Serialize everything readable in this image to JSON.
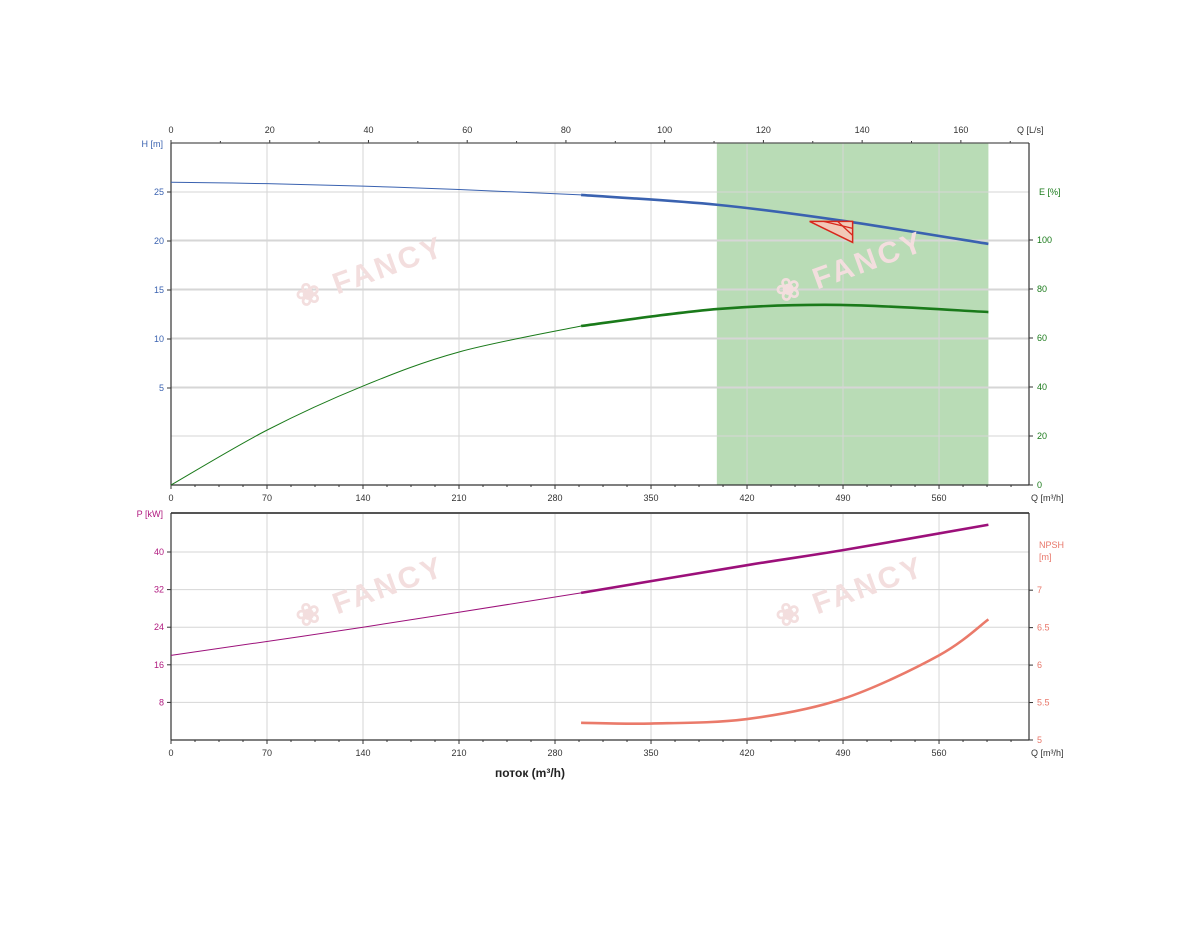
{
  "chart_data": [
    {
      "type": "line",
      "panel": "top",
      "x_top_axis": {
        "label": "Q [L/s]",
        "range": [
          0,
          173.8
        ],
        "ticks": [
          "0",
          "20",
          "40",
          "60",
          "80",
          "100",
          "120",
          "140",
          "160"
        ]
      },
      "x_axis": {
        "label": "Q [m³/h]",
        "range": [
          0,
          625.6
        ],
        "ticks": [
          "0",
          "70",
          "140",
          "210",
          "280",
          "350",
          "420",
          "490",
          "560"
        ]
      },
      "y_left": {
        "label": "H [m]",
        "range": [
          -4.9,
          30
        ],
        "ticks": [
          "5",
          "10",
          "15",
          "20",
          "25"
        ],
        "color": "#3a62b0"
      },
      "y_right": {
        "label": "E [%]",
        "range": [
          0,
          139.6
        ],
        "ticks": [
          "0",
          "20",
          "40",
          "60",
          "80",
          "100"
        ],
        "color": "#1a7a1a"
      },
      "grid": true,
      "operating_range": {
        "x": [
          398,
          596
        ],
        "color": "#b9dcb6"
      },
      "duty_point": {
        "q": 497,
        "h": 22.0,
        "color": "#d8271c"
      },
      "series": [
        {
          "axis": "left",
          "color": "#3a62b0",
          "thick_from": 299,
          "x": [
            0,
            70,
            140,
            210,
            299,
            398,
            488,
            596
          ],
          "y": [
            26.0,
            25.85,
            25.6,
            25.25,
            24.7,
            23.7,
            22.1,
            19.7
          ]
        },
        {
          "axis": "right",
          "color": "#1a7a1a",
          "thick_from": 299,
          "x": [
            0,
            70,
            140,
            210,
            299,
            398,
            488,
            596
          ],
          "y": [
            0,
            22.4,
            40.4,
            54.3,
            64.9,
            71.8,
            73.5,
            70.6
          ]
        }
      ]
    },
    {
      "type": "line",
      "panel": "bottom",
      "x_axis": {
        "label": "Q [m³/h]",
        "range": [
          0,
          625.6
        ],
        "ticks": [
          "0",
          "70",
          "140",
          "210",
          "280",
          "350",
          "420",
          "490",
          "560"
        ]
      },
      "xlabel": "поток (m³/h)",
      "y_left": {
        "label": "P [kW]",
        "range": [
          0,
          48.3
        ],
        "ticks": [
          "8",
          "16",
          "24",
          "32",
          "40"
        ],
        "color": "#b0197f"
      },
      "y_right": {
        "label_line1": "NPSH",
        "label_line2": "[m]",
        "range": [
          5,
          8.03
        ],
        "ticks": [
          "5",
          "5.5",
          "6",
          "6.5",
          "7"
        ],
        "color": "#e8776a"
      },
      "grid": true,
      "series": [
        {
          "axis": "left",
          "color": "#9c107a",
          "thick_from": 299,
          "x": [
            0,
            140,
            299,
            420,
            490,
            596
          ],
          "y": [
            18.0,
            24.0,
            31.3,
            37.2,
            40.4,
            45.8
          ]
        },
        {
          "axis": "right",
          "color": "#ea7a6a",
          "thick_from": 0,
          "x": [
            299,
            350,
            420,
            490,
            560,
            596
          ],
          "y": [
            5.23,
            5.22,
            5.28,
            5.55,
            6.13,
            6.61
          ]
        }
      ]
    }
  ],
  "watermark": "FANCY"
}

Task requirements
Would you return the data exactly as written, without the pictures?

Response
Serialize everything readable in this image to JSON.
{
  "chart_data": [
    {
      "type": "line",
      "panel": "top",
      "x_top_axis": {
        "label": "Q [L/s]",
        "range": [
          0,
          173.8
        ],
        "ticks": [
          "0",
          "20",
          "40",
          "60",
          "80",
          "100",
          "120",
          "140",
          "160"
        ]
      },
      "x_axis": {
        "label": "Q [m³/h]",
        "range": [
          0,
          625.6
        ],
        "ticks": [
          "0",
          "70",
          "140",
          "210",
          "280",
          "350",
          "420",
          "490",
          "560"
        ]
      },
      "y_left": {
        "label": "H [m]",
        "range": [
          -4.9,
          30
        ],
        "ticks": [
          "5",
          "10",
          "15",
          "20",
          "25"
        ],
        "color": "#3a62b0"
      },
      "y_right": {
        "label": "E [%]",
        "range": [
          0,
          139.6
        ],
        "ticks": [
          "0",
          "20",
          "40",
          "60",
          "80",
          "100"
        ],
        "color": "#1a7a1a"
      },
      "grid": true,
      "operating_range": {
        "x": [
          398,
          596
        ],
        "color": "#b9dcb6"
      },
      "duty_point": {
        "q": 497,
        "h": 22.0,
        "color": "#d8271c"
      },
      "series": [
        {
          "axis": "left",
          "color": "#3a62b0",
          "thick_from": 299,
          "x": [
            0,
            70,
            140,
            210,
            299,
            398,
            488,
            596
          ],
          "y": [
            26.0,
            25.85,
            25.6,
            25.25,
            24.7,
            23.7,
            22.1,
            19.7
          ]
        },
        {
          "axis": "right",
          "color": "#1a7a1a",
          "thick_from": 299,
          "x": [
            0,
            70,
            140,
            210,
            299,
            398,
            488,
            596
          ],
          "y": [
            0,
            22.4,
            40.4,
            54.3,
            64.9,
            71.8,
            73.5,
            70.6
          ]
        }
      ]
    },
    {
      "type": "line",
      "panel": "bottom",
      "x_axis": {
        "label": "Q [m³/h]",
        "range": [
          0,
          625.6
        ],
        "ticks": [
          "0",
          "70",
          "140",
          "210",
          "280",
          "350",
          "420",
          "490",
          "560"
        ]
      },
      "xlabel": "поток (m³/h)",
      "y_left": {
        "label": "P [kW]",
        "range": [
          0,
          48.3
        ],
        "ticks": [
          "8",
          "16",
          "24",
          "32",
          "40"
        ],
        "color": "#b0197f"
      },
      "y_right": {
        "label_line1": "NPSH",
        "label_line2": "[m]",
        "range": [
          5,
          8.03
        ],
        "ticks": [
          "5",
          "5.5",
          "6",
          "6.5",
          "7"
        ],
        "color": "#e8776a"
      },
      "grid": true,
      "series": [
        {
          "axis": "left",
          "color": "#9c107a",
          "thick_from": 299,
          "x": [
            0,
            140,
            299,
            420,
            490,
            596
          ],
          "y": [
            18.0,
            24.0,
            31.3,
            37.2,
            40.4,
            45.8
          ]
        },
        {
          "axis": "right",
          "color": "#ea7a6a",
          "thick_from": 0,
          "x": [
            299,
            350,
            420,
            490,
            560,
            596
          ],
          "y": [
            5.23,
            5.22,
            5.28,
            5.55,
            6.13,
            6.61
          ]
        }
      ]
    }
  ],
  "watermark": "FANCY"
}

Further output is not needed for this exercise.